→ Challenge: Please retype the lines below exactly, starting with the line that contains "legend-last: 40.08 xyxy=(12,49,38,60)" and ending with the line that contains "last-price-value: 37.36 xyxy=(1114,132,1138,143)", both included.
----
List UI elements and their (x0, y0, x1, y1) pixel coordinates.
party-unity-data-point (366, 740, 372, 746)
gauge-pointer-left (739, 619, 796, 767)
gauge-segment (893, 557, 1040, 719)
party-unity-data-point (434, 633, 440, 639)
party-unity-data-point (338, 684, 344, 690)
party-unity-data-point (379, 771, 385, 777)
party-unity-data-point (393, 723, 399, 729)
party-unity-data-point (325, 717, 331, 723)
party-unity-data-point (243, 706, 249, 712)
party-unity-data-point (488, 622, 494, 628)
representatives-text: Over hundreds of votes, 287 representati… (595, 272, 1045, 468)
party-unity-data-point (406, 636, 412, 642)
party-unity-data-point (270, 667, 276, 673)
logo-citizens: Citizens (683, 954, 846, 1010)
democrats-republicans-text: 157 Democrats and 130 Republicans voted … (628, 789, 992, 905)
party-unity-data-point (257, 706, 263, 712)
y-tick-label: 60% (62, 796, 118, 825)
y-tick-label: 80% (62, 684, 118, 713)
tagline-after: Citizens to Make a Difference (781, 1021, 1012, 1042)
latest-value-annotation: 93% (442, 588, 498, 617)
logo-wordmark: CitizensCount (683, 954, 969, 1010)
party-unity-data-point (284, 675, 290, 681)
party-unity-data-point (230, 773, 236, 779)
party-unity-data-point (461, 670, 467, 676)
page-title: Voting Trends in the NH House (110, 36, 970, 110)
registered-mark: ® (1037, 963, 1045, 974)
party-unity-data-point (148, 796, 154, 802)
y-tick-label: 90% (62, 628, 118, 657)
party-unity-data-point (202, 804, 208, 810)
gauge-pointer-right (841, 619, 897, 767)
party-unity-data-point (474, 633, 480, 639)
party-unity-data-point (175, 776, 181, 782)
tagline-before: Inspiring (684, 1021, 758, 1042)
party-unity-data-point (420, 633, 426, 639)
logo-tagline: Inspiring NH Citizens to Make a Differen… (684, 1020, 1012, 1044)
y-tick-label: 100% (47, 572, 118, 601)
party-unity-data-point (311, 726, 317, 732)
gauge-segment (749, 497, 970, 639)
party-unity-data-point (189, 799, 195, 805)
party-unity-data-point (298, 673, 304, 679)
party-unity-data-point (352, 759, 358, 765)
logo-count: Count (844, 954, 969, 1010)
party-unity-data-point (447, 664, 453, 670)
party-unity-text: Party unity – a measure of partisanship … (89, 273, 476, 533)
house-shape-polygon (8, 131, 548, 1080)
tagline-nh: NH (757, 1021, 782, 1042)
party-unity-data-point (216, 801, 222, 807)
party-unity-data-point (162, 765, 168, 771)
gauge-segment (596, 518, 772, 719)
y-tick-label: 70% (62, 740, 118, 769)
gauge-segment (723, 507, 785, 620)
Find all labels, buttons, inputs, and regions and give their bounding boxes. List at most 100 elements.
----
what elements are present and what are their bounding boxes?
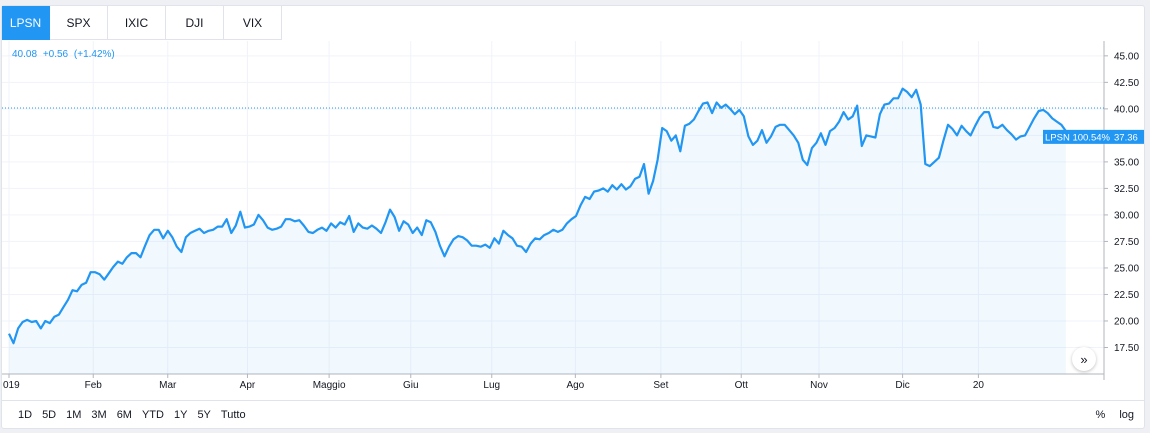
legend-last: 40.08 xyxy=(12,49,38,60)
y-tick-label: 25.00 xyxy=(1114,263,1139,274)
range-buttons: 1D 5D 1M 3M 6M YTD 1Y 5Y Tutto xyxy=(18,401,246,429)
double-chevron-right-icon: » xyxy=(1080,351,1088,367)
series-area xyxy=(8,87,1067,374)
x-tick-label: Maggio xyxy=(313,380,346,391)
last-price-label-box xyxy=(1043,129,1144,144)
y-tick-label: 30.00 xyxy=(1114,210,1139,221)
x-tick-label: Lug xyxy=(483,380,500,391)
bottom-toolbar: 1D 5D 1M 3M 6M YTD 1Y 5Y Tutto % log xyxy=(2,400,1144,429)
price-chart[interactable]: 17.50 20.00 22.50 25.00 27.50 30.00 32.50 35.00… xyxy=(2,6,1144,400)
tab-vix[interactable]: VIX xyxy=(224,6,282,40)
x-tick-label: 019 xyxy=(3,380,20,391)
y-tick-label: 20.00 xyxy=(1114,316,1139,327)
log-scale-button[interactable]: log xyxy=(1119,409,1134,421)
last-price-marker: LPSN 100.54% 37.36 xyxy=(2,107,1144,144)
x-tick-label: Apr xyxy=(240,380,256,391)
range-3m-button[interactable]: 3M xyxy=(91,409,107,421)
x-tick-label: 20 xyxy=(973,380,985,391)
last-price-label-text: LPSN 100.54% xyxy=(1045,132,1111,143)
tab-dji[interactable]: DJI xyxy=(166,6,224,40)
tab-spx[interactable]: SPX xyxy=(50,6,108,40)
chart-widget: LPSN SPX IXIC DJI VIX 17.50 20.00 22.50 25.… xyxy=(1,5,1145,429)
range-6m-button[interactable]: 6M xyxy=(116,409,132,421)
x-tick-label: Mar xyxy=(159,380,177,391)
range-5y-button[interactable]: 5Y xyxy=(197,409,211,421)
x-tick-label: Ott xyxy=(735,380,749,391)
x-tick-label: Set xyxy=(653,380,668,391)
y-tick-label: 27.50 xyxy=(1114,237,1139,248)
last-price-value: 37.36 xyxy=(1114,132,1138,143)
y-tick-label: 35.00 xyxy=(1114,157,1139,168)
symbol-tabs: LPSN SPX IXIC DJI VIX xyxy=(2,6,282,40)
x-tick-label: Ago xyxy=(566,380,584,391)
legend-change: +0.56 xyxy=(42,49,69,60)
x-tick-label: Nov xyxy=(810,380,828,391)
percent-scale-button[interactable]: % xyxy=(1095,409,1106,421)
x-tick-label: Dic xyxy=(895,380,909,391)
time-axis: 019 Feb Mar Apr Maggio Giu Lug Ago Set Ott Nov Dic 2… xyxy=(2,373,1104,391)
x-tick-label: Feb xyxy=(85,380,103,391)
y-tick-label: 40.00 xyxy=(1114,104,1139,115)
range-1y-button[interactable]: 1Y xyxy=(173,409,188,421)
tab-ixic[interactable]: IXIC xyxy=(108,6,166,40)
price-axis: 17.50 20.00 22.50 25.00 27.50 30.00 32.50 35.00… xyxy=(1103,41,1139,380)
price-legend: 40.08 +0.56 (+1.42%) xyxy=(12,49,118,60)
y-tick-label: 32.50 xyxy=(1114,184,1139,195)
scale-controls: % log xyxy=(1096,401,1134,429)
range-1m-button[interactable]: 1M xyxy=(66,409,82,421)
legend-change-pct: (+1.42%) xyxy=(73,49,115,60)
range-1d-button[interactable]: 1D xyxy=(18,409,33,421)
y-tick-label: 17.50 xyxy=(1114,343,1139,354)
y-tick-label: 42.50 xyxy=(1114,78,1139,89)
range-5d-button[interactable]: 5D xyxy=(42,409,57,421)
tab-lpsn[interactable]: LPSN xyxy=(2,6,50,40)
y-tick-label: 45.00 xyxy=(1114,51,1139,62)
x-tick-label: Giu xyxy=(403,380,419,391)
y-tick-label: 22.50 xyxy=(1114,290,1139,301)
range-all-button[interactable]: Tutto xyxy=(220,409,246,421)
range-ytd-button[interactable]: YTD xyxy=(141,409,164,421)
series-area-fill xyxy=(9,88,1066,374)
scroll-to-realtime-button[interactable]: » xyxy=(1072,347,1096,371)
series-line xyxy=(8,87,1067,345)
----
→ The response:
legend-last: 40.08 xyxy=(12,49,38,60)
y-tick-label: 25.00 xyxy=(1114,263,1139,274)
range-buttons: 1D 5D 1M 3M 6M YTD 1Y 5Y Tutto xyxy=(18,401,246,429)
double-chevron-right-icon: » xyxy=(1080,351,1088,367)
series-area xyxy=(8,87,1067,374)
x-tick-label: Maggio xyxy=(313,380,346,391)
last-price-label-box xyxy=(1043,129,1144,144)
y-tick-label: 30.00 xyxy=(1114,210,1139,221)
x-tick-label: Lug xyxy=(483,380,500,391)
bottom-toolbar: 1D 5D 1M 3M 6M YTD 1Y 5Y Tutto % log xyxy=(2,400,1144,429)
price-chart[interactable]: 17.50 20.00 22.50 25.00 27.50 30.00 32.50 35.00… xyxy=(2,6,1144,400)
tab-vix[interactable]: VIX xyxy=(224,6,282,40)
x-tick-label: 019 xyxy=(3,380,20,391)
y-tick-label: 20.00 xyxy=(1114,316,1139,327)
log-scale-button[interactable]: log xyxy=(1119,409,1134,421)
last-price-marker: LPSN 100.54% 37.36 xyxy=(2,107,1144,144)
x-tick-label: Apr xyxy=(240,380,256,391)
range-3m-button[interactable]: 3M xyxy=(91,409,107,421)
x-tick-label: 20 xyxy=(973,380,985,391)
last-price-label-text: LPSN 100.54% xyxy=(1045,132,1111,143)
tab-dji[interactable]: DJI xyxy=(166,6,224,40)
tab-spx[interactable]: SPX xyxy=(50,6,108,40)
chart-widget: LPSN SPX IXIC DJI VIX 17.50 20.00 22.50 25.… xyxy=(1,5,1145,429)
range-6m-button[interactable]: 6M xyxy=(116,409,132,421)
x-tick-label: Mar xyxy=(159,380,177,391)
range-5y-button[interactable]: 5Y xyxy=(197,409,211,421)
x-tick-label: Ott xyxy=(735,380,749,391)
x-tick-label: Set xyxy=(653,380,668,391)
y-tick-label: 27.50 xyxy=(1114,237,1139,248)
last-price-value: 37.36 xyxy=(1114,132,1138,143)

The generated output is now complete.